- _Problem statement_: Copy out the data below verbatim.

# # # #

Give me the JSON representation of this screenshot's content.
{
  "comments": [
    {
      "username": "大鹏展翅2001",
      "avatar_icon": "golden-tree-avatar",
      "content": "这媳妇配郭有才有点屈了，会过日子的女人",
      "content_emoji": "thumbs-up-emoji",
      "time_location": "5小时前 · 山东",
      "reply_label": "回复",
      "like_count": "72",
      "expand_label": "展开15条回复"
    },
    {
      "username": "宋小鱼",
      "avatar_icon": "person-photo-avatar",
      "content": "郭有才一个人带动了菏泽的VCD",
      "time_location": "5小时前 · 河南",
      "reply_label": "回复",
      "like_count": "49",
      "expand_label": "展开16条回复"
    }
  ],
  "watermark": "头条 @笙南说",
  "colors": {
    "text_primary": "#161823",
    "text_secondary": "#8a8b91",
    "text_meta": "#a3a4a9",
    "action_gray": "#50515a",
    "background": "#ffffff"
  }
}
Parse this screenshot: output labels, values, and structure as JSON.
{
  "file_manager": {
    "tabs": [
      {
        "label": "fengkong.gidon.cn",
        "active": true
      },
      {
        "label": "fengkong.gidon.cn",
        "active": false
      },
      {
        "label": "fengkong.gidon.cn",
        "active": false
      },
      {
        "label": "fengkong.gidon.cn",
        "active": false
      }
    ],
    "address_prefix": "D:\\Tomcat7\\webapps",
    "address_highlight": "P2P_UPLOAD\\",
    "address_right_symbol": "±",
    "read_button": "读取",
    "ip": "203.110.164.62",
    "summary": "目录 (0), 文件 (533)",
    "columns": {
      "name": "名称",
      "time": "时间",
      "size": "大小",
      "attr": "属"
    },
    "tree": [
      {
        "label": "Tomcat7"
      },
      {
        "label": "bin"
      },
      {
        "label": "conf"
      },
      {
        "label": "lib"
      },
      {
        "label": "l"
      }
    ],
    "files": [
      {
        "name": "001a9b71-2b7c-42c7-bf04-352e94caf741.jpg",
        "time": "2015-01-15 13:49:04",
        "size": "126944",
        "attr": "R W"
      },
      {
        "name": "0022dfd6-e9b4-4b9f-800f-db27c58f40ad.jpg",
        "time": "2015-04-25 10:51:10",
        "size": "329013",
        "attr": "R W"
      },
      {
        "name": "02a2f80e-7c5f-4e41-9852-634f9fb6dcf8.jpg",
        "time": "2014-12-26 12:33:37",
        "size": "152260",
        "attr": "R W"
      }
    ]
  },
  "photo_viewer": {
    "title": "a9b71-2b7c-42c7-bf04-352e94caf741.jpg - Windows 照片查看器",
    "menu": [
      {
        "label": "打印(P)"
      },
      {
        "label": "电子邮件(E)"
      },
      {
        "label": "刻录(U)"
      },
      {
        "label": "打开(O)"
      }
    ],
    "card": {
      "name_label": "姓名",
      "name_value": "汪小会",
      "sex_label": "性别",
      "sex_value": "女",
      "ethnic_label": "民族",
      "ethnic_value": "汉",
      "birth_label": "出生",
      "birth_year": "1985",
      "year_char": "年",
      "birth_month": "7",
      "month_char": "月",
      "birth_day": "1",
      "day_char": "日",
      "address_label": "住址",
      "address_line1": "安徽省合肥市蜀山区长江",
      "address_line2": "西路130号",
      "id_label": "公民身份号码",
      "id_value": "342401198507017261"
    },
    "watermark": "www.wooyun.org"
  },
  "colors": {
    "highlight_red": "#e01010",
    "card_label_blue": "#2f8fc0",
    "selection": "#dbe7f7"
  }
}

# # # #

- _Output below_:
Give me the JSON representation of this screenshot's content.
{
  "comments": [
    {
      "username": "大鹏展翅2001",
      "avatar_icon": "golden-tree-avatar",
      "content": "这媳妇配郭有才有点屈了，会过日子的女人",
      "content_emoji": "thumbs-up-emoji",
      "time_location": "5小时前 · 山东",
      "reply_label": "回复",
      "like_count": "72",
      "expand_label": "展开15条回复"
    },
    {
      "username": "宋小鱼",
      "avatar_icon": "person-photo-avatar",
      "content": "郭有才一个人带动了菏泽的VCD",
      "time_location": "5小时前 · 河南",
      "reply_label": "回复",
      "like_count": "49",
      "expand_label": "展开16条回复"
    }
  ],
  "watermark": "头条 @笙南说",
  "colors": {
    "text_primary": "#161823",
    "text_secondary": "#8a8b91",
    "text_meta": "#a3a4a9",
    "action_gray": "#50515a",
    "background": "#ffffff"
  }
}
Parse this screenshot: output labels, values, and structure as JSON.
{
  "file_manager": {
    "tabs": [
      {
        "label": "fengkong.gidon.cn",
        "active": true
      },
      {
        "label": "fengkong.gidon.cn",
        "active": false
      },
      {
        "label": "fengkong.gidon.cn",
        "active": false
      },
      {
        "label": "fengkong.gidon.cn",
        "active": false
      }
    ],
    "address_prefix": "D:\\Tomcat7\\webapps",
    "address_highlight": "P2P_UPLOAD\\",
    "address_right_symbol": "±",
    "read_button": "读取",
    "ip": "203.110.164.62",
    "summary": "目录 (0), 文件 (533)",
    "columns": {
      "name": "名称",
      "time": "时间",
      "size": "大小",
      "attr": "属"
    },
    "tree": [
      {
        "label": "Tomcat7"
      },
      {
        "label": "bin"
      },
      {
        "label": "conf"
      },
      {
        "label": "lib"
      },
      {
        "label": "l"
      }
    ],
    "files": [
      {
        "name": "001a9b71-2b7c-42c7-bf04-352e94caf741.jpg",
        "time": "2015-01-15 13:49:04",
        "size": "126944",
        "attr": "R W"
      },
      {
        "name": "0022dfd6-e9b4-4b9f-800f-db27c58f40ad.jpg",
        "time": "2015-04-25 10:51:10",
        "size": "329013",
        "attr": "R W"
      },
      {
        "name": "02a2f80e-7c5f-4e41-9852-634f9fb6dcf8.jpg",
        "time": "2014-12-26 12:33:37",
        "size": "152260",
        "attr": "R W"
      }
    ]
  },
  "photo_viewer": {
    "title": "a9b71-2b7c-42c7-bf04-352e94caf741.jpg - Windows 照片查看器",
    "menu": [
      {
        "label": "打印(P)"
      },
      {
        "label": "电子邮件(E)"
      },
      {
        "label": "刻录(U)"
      },
      {
        "label": "打开(O)"
      }
    ],
    "card": {
      "name_label": "姓名",
      "name_value": "汪小会",
      "sex_label": "性别",
      "sex_value": "女",
      "ethnic_label": "民族",
      "ethnic_value": "汉",
      "birth_label": "出生",
      "birth_year": "1985",
      "year_char": "年",
      "birth_month": "7",
      "month_char": "月",
      "birth_day": "1",
      "day_char": "日",
      "address_label": "住址",
      "address_line1": "安徽省合肥市蜀山区长江",
      "address_line2": "西路130号",
      "id_label": "公民身份号码",
      "id_value": "342401198507017261"
    },
    "watermark": "www.wooyun.org"
  },
  "colors": {
    "highlight_red": "#e01010",
    "card_label_blue": "#2f8fc0",
    "selection": "#dbe7f7"
  }
}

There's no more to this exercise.